> **AIM OF THE EXERCISE**:
Where a line in the listing below contains the word "label", copy that line.

> **SUPPLIED INFORMATION**:
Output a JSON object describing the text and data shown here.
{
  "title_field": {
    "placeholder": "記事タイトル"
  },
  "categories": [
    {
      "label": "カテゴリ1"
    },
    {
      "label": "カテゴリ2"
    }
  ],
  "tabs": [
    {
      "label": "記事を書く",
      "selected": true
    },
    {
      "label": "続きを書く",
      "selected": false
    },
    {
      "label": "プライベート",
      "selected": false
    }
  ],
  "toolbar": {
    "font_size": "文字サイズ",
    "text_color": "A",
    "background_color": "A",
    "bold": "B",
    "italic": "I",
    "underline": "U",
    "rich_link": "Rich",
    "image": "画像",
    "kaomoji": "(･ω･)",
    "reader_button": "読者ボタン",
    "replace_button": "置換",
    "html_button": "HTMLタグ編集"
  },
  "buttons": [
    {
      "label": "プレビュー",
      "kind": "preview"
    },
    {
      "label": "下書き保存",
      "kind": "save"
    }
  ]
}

> **FINAL RESULT**:
      "label": "カテゴリ1"
      "label": "カテゴリ2"
      "label": "記事を書く",
      "label": "続きを書く",
      "label": "プライベート",
      "label": "プレビュー",
      "label": "下書き保存",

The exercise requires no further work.